Excerpts from a figure dataset:
════════

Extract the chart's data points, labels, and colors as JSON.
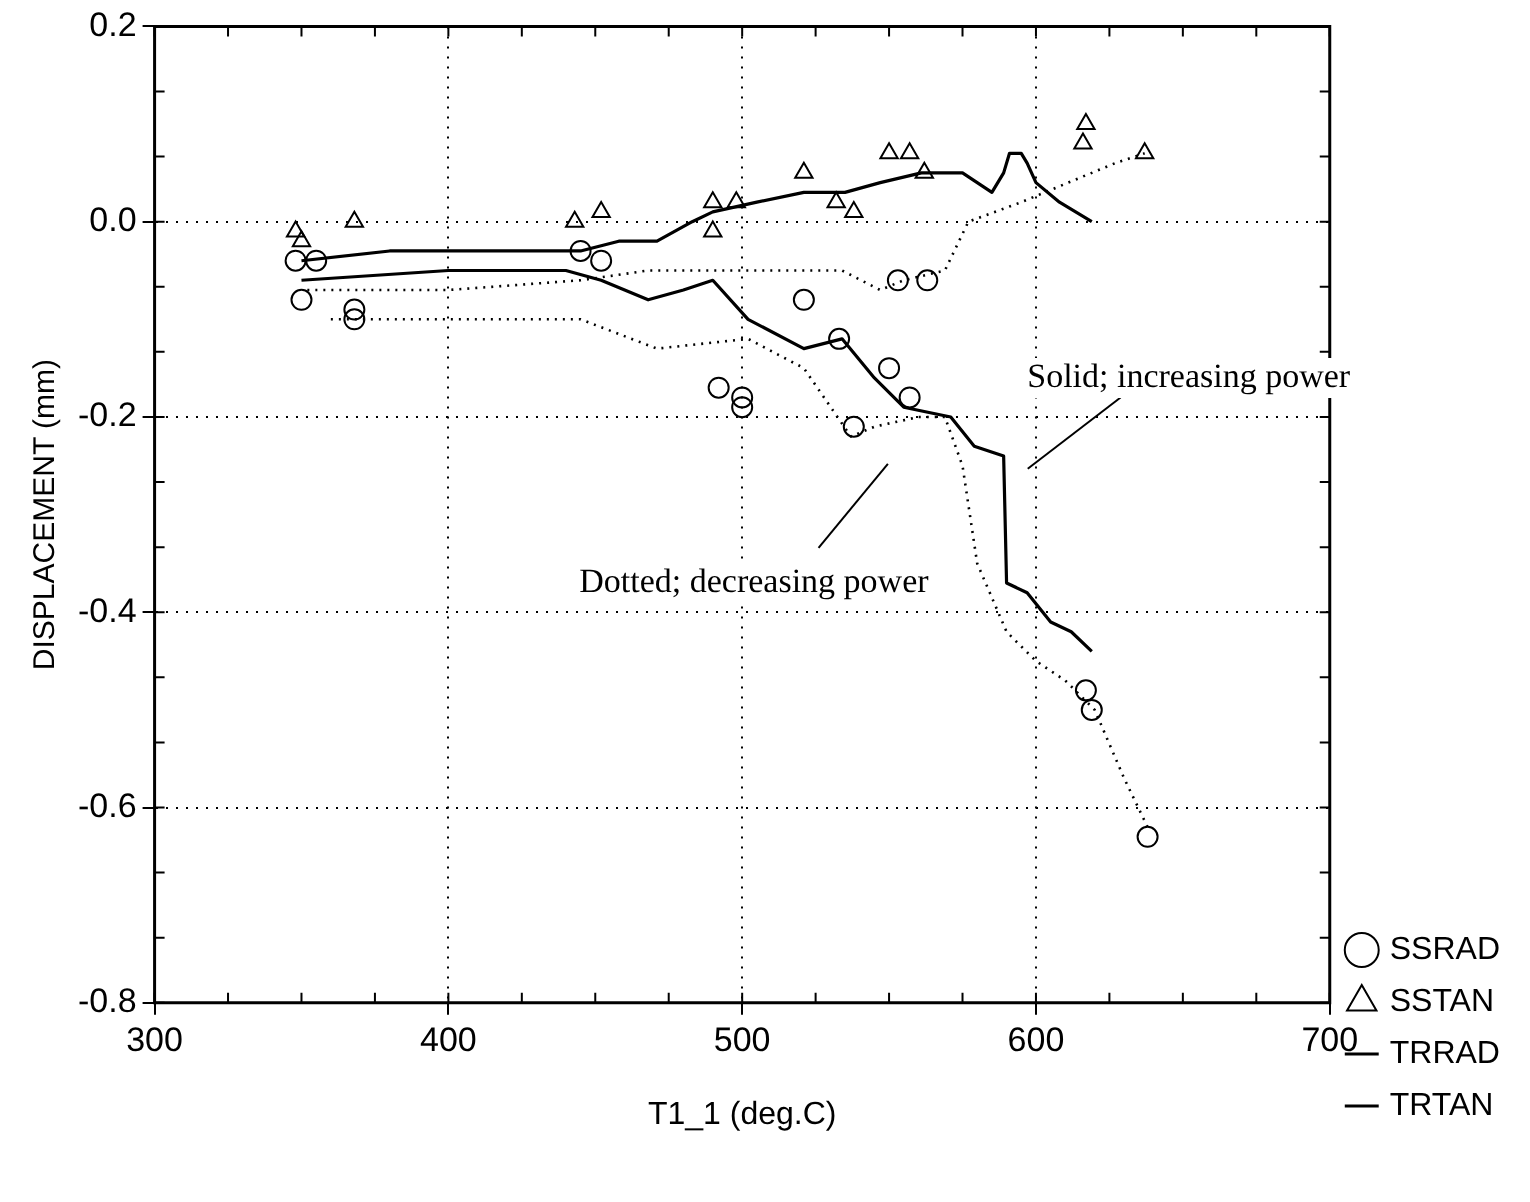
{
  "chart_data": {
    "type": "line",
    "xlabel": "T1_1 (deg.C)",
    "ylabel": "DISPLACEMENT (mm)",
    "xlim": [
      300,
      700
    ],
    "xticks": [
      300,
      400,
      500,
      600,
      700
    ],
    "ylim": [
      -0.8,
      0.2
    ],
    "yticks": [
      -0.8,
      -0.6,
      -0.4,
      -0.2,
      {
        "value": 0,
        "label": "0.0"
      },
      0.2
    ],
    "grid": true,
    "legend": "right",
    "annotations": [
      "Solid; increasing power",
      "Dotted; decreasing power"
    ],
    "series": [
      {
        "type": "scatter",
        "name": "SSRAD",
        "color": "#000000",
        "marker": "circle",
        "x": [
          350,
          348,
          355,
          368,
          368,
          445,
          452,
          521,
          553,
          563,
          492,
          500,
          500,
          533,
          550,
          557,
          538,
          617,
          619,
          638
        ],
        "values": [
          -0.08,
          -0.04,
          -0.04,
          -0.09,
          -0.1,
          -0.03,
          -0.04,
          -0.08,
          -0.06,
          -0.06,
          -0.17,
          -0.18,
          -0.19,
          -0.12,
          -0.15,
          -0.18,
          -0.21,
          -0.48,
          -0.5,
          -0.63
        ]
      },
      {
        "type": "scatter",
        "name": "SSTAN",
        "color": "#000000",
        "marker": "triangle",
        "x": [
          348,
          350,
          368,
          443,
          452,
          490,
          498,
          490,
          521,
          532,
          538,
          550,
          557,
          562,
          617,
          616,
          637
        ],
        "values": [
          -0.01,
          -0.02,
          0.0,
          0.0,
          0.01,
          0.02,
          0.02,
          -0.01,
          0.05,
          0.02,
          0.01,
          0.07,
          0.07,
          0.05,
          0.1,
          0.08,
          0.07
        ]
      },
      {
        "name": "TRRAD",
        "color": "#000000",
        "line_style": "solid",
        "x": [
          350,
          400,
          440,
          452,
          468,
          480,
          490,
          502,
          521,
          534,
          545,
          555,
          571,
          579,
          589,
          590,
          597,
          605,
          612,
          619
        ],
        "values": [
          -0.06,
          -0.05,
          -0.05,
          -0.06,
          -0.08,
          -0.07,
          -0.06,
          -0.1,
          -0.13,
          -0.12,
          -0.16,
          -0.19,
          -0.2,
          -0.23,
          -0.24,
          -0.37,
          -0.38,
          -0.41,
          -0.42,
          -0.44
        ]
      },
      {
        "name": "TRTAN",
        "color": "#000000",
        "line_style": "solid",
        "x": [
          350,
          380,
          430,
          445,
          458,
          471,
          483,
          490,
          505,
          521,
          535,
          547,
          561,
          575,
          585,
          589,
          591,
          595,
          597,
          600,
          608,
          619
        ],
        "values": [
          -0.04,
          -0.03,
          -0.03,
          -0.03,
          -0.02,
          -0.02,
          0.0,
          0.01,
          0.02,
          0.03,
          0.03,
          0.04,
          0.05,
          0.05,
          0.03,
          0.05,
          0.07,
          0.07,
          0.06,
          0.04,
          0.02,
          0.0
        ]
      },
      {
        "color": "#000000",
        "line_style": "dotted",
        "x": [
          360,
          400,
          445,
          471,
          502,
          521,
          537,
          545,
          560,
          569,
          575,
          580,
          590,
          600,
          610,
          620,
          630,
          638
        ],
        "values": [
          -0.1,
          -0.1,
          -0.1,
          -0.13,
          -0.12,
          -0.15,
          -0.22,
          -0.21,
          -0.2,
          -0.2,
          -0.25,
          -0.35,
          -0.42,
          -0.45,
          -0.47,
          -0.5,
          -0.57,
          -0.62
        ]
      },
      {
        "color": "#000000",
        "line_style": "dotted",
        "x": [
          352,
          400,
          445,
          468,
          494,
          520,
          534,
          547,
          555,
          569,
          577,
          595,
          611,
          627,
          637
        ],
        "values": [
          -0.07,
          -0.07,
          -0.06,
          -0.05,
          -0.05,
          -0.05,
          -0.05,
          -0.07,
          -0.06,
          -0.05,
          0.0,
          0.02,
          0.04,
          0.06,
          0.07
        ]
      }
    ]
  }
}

════════

Written instruction - From the data, pick out every line that includes "name".

Solution to this task -
        "name": "SSRAD",
        "name": "SSTAN",
        "name": "TRRAD",
        "name": "TRTAN",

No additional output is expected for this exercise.